* [Task statement]: Calculate how many lines in the following records hold the word "Marie", and report that number without comment.

(Rows from a dataset)
— start —

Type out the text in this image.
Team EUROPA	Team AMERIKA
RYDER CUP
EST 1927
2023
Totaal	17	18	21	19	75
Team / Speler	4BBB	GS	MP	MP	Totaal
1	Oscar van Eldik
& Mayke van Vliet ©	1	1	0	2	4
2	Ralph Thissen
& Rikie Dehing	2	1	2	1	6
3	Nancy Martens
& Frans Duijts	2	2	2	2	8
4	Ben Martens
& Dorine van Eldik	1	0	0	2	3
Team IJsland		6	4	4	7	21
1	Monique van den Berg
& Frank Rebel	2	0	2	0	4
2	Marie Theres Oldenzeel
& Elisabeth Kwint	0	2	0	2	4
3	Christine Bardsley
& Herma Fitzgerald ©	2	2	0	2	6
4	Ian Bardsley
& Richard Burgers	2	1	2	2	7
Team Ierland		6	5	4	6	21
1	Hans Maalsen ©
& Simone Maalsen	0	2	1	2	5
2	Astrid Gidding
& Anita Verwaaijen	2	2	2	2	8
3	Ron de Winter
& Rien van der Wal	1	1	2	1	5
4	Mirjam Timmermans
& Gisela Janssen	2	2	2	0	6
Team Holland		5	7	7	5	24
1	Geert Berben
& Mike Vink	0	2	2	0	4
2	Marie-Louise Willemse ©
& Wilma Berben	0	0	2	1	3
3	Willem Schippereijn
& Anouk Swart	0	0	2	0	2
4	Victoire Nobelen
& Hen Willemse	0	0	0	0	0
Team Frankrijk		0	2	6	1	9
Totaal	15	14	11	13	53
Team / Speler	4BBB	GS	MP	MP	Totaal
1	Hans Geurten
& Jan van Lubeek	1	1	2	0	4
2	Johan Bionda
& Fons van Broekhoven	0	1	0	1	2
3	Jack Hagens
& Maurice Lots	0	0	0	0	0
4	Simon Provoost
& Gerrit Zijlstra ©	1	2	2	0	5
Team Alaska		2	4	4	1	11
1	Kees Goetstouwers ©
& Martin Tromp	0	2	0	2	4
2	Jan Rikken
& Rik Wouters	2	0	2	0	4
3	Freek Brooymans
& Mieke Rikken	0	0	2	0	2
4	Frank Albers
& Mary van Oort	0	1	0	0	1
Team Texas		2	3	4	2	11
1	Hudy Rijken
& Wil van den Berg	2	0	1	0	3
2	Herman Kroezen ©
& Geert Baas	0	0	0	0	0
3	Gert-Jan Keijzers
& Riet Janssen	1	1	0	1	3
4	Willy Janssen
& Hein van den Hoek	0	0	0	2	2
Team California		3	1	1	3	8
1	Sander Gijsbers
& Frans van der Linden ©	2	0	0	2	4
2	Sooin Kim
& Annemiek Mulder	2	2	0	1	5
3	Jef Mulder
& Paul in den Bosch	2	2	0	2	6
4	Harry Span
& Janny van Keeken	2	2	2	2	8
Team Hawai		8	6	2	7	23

— end —

* [Expected output]: 2